Given task> Within the material below, find each line bearing the word "speaks" and present it.

* * * *

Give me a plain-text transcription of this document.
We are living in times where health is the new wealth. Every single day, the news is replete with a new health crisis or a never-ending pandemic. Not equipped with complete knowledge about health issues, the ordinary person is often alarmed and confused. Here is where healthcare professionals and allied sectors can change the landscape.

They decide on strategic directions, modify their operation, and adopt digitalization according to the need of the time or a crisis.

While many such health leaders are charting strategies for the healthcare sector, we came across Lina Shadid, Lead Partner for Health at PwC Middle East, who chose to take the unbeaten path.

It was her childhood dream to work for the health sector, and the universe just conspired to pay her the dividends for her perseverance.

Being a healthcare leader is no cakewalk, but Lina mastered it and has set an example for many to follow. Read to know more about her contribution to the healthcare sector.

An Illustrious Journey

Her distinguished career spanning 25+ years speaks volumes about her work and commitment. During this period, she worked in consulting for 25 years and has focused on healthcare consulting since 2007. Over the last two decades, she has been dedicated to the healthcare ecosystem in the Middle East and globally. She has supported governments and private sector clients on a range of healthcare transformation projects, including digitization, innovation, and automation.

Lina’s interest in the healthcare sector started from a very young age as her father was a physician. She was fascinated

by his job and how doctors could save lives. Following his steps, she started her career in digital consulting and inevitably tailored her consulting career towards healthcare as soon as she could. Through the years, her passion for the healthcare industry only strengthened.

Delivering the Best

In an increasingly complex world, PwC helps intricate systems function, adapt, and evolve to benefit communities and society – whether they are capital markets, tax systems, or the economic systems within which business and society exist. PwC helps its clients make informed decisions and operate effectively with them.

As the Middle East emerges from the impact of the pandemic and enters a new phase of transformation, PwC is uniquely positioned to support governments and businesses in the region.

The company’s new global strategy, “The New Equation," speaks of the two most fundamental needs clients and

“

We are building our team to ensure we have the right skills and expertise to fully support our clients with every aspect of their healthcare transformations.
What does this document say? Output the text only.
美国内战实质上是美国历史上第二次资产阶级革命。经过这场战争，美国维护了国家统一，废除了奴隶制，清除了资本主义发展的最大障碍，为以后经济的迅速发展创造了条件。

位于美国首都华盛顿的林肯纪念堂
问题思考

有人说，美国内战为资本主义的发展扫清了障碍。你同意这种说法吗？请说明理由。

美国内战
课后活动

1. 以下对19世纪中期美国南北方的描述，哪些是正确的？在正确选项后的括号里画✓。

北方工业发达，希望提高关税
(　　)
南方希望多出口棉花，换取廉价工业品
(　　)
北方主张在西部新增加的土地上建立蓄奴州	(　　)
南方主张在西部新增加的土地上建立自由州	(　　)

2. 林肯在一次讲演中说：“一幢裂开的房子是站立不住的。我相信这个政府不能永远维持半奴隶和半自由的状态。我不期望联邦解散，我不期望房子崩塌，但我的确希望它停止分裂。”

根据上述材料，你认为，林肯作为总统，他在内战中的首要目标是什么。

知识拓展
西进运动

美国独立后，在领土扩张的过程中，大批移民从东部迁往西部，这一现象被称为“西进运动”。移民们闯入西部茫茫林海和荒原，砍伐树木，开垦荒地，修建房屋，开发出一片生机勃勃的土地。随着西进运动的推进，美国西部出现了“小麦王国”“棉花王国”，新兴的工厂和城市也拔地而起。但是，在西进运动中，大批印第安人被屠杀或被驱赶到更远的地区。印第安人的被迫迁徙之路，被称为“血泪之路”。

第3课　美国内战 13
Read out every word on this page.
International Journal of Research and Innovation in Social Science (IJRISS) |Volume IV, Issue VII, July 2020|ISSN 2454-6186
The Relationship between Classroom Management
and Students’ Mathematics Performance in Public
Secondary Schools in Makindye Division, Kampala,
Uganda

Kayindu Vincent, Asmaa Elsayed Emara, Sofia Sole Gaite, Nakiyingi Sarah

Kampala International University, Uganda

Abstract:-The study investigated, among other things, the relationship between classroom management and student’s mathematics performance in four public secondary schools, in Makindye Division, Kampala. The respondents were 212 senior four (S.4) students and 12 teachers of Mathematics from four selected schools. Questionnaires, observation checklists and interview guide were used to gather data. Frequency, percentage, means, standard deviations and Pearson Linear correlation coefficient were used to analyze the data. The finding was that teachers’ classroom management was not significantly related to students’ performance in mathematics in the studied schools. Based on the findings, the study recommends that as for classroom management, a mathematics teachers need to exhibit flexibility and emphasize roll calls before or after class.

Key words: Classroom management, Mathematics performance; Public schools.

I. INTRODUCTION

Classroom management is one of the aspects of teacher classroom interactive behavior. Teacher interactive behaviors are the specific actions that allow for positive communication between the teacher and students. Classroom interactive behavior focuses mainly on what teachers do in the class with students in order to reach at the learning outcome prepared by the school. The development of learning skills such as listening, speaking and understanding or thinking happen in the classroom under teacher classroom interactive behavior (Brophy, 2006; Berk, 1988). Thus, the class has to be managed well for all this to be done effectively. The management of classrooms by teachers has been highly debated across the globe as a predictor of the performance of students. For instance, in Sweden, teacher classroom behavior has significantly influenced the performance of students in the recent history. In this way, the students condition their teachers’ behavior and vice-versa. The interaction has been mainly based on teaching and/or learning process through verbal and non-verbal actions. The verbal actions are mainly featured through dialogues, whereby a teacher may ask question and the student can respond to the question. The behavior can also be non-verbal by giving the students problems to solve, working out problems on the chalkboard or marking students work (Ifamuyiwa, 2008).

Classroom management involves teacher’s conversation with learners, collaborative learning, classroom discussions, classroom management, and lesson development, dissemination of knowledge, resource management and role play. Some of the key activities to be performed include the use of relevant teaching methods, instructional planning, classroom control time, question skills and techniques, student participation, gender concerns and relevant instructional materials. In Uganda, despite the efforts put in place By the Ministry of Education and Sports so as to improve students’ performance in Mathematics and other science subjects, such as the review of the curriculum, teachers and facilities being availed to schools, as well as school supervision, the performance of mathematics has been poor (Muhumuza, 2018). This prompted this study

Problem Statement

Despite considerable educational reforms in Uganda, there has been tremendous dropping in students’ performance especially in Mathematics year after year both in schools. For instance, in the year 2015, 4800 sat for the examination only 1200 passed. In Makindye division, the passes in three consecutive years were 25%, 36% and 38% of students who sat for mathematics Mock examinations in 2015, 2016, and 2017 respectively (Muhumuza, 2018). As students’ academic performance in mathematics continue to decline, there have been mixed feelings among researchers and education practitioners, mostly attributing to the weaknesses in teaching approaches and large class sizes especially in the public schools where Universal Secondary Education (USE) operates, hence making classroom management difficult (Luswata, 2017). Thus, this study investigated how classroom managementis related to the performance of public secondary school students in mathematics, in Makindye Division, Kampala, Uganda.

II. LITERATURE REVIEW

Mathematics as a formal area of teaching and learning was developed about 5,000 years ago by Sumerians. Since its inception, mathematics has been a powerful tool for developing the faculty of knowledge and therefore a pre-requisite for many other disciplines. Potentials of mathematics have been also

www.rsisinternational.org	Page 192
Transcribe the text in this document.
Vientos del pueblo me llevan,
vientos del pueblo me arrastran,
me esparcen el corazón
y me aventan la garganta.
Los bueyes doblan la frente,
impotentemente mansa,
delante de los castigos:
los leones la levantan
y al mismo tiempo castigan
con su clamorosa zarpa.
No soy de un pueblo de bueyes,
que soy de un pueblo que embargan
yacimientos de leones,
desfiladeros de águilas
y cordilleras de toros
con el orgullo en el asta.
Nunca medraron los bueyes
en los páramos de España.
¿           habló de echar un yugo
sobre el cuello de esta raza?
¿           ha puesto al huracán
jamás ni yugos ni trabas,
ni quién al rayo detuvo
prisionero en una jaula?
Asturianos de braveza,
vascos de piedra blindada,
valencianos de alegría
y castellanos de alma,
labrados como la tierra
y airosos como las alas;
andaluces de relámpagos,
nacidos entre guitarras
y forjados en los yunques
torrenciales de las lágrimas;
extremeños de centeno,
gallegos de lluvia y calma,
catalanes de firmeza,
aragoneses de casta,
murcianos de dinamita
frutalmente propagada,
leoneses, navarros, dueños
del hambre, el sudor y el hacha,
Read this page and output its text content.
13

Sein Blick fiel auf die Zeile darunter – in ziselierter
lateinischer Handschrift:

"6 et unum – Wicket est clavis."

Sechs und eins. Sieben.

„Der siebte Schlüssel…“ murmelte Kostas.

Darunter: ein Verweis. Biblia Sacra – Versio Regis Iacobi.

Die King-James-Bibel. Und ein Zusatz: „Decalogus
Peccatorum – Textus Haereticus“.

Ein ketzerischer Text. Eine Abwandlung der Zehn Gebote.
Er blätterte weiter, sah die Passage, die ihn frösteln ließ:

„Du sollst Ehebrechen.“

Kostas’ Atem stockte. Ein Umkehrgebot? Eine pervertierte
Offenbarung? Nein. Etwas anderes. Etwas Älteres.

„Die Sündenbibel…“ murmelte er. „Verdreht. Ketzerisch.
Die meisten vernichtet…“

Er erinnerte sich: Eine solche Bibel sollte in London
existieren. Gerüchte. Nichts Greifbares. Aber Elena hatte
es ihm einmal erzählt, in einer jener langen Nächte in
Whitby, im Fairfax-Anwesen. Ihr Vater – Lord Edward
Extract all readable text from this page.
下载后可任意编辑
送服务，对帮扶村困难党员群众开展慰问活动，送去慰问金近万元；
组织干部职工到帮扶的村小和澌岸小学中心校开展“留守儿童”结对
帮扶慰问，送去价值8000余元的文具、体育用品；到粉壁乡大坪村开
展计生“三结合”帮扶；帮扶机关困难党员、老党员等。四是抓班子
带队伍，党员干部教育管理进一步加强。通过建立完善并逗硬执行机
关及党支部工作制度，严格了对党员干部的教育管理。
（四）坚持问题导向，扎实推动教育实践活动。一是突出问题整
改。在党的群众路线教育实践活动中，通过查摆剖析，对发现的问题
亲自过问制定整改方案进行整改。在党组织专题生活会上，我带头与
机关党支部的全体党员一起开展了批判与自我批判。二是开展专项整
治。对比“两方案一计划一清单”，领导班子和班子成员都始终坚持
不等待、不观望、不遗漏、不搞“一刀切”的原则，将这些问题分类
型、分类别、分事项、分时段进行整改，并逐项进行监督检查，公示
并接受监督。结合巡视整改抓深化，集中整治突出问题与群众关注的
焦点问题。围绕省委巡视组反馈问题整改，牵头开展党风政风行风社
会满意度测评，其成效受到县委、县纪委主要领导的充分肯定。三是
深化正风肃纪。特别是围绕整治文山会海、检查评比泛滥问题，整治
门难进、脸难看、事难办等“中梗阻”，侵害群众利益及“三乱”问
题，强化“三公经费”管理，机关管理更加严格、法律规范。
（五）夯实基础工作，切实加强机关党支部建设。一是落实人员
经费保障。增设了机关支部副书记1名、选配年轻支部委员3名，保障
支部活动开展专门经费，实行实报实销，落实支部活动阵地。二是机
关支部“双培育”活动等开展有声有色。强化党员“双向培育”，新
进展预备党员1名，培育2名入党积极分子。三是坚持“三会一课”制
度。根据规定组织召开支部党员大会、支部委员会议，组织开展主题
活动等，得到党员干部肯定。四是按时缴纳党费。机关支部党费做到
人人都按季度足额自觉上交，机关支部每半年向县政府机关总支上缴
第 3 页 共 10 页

* * * *

Task result>
Her distinguished career spanning 25+ years speaks volumes about her work and commitment. During this period, she worked in consulting for 25 years and has focused on healthcare consulting since 2007. Over the last two decades, she has been dedicated to the healthcare ecosystem in the Middle East and globally. She has supported governments and private sector clients on a range of healthcare transformation projects, including digitization, innovation, and automation.
The company’s new global strategy, “The New Equation," speaks of the two most fundamental needs clients and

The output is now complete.